Problem to solve: Report all lines holding "以旧换新".

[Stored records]
** Begin **
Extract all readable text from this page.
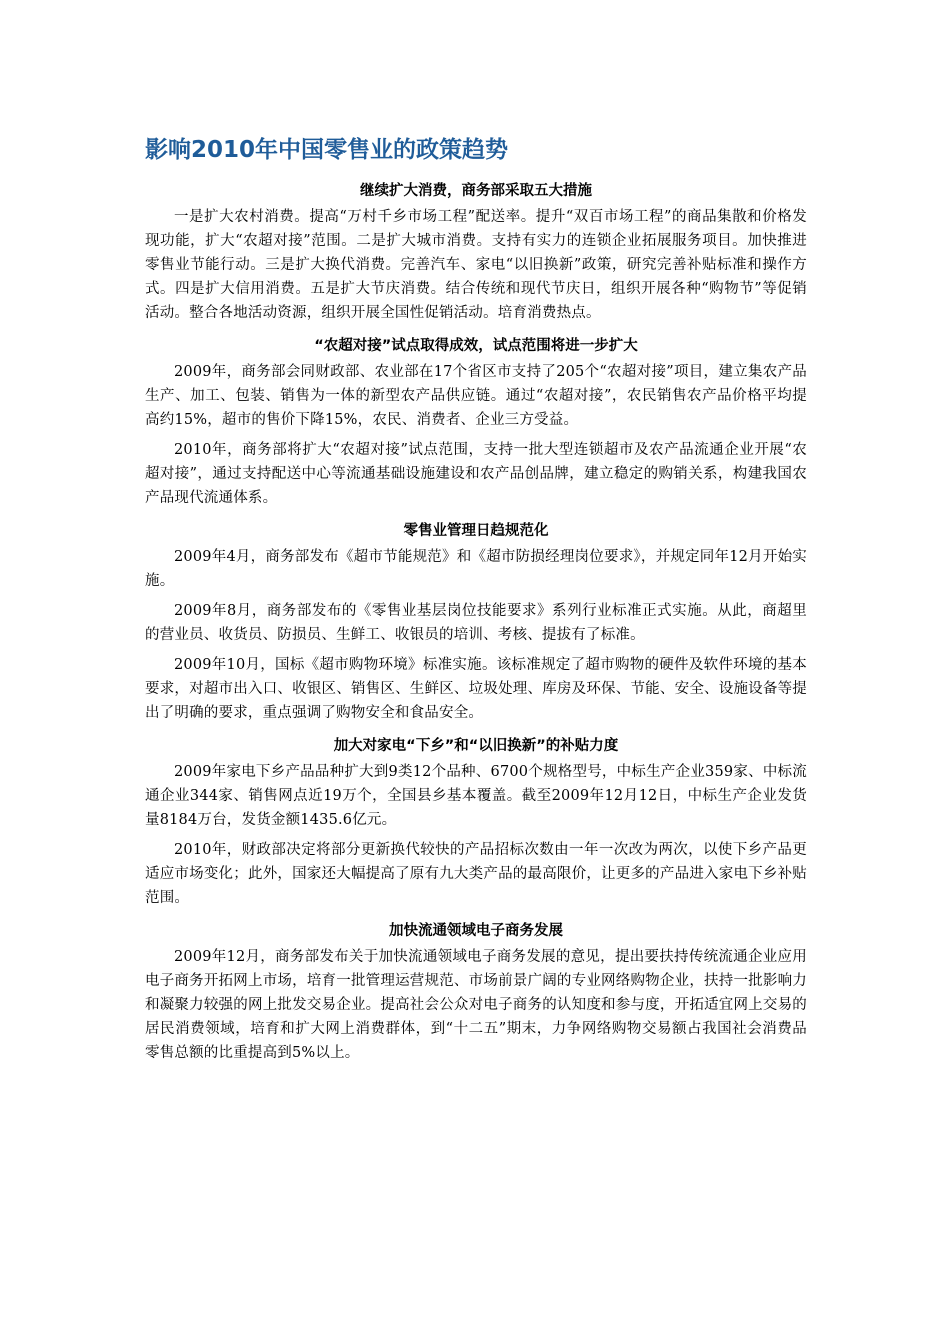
影响2010年中国零售业的政策趋势
继续扩大消费，商务部采取五大措施

一是扩大农村消费。提高“万村千乡市场工程”配送率。提升“双百市场工程”的商品集散和价格发现功能，扩大“农超对接”范围。二是扩大城市消费。支持有实力的连锁企业拓展服务项目。加快推进零售业节能行动。三是扩大换代消费。完善汽车、家电“以旧换新”政策，研究完善补贴标准和操作方式。四是扩大信用消费。五是扩大节庆消费。结合传统和现代节庆日，组织开展各种“购物节”等促销活动。整合各地活动资源，组织开展全国性促销活动。培育消费热点。

“农超对接”试点取得成效，试点范围将进一步扩大

2009年，商务部会同财政部、农业部在17个省区市支持了205个“农超对接”项目，建立集农产品生产、加工、包装、销售为一体的新型农产品供应链。通过“农超对接”，农民销售农产品价格平均提高约15%，超市的售价下降15%，农民、消费者、企业三方受益。

2010年，商务部将扩大“农超对接”试点范围，支持一批大型连锁超市及农产品流通企业开展“农超对接”，通过支持配送中心等流通基础设施建设和农产品创品牌，建立稳定的购销关系，构建我国农产品现代流通体系。

零售业管理日趋规范化

2009年4月，商务部发布《超市节能规范》和《超市防损经理岗位要求》，并规定同年12月开始实施。

2009年8月，商务部发布的《零售业基层岗位技能要求》系列行业标准正式实施。从此，商超里的营业员、收货员、防损员、生鲜工、收银员的培训、考核、提拔有了标准。

2009年10月，国标《超市购物环境》标准实施。该标准规定了超市购物的硬件及软件环境的基本要求，对超市出入口、收银区、销售区、生鲜区、垃圾处理、库房及环保、节能、安全、设施设备等提出了明确的要求，重点强调了购物安全和食品安全。

加大对家电“下乡”和“以旧换新”的补贴力度

2009年家电下乡产品品种扩大到9类12个品种、6700个规格型号，中标生产企业359家、中标流通企业344家、销售网点近19万个，全国县乡基本覆盖。截至2009年12月12日，中标生产企业发货量8184万台，发货金额1435.6亿元。

2010年，财政部决定将部分更新换代较快的产品招标次数由一年一次改为两次，以使下乡产品更适应市场变化；此外，国家还大幅提高了原有九大类产品的最高限价，让更多的产品进入家电下乡补贴范围。

加快流通领域电子商务发展

2009年12月，商务部发布关于加快流通领域电子商务发展的意见，提出要扶持传统流通企业应用电子商务开拓网上市场，培育一批管理运营规范、市场前景广阔的专业网络购物企业，扶持一批影响力和凝聚力较强的网上批发交易企业。提高社会公众对电子商务的认知度和参与度，开拓适宜网上交易的居民消费领域，培育和扩大网上消费群体，到“十二五”期末，力争网络购物交易额占我国社会消费品零售总额的比重提高到5%以上。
** End **
Task solution:
一是扩大农村消费。提高“万村千乡市场工程”配送率。提升“双百市场工程”的商品集散和价格发现功能，扩大“农超对接”范围。二是扩大城市消费。支持有实力的连锁企业拓展服务项目。加快推进零售业节能行动。三是扩大换代消费。完善汽车、家电“以旧换新”政策，研究完善补贴标准和操作方式。四是扩大信用消费。五是扩大节庆消费。结合传统和现代节庆日，组织开展各种“购物节”等促销活动。整合各地活动资源，组织开展全国性促销活动。培育消费热点。
加大对家电“下乡”和“以旧换新”的补贴力度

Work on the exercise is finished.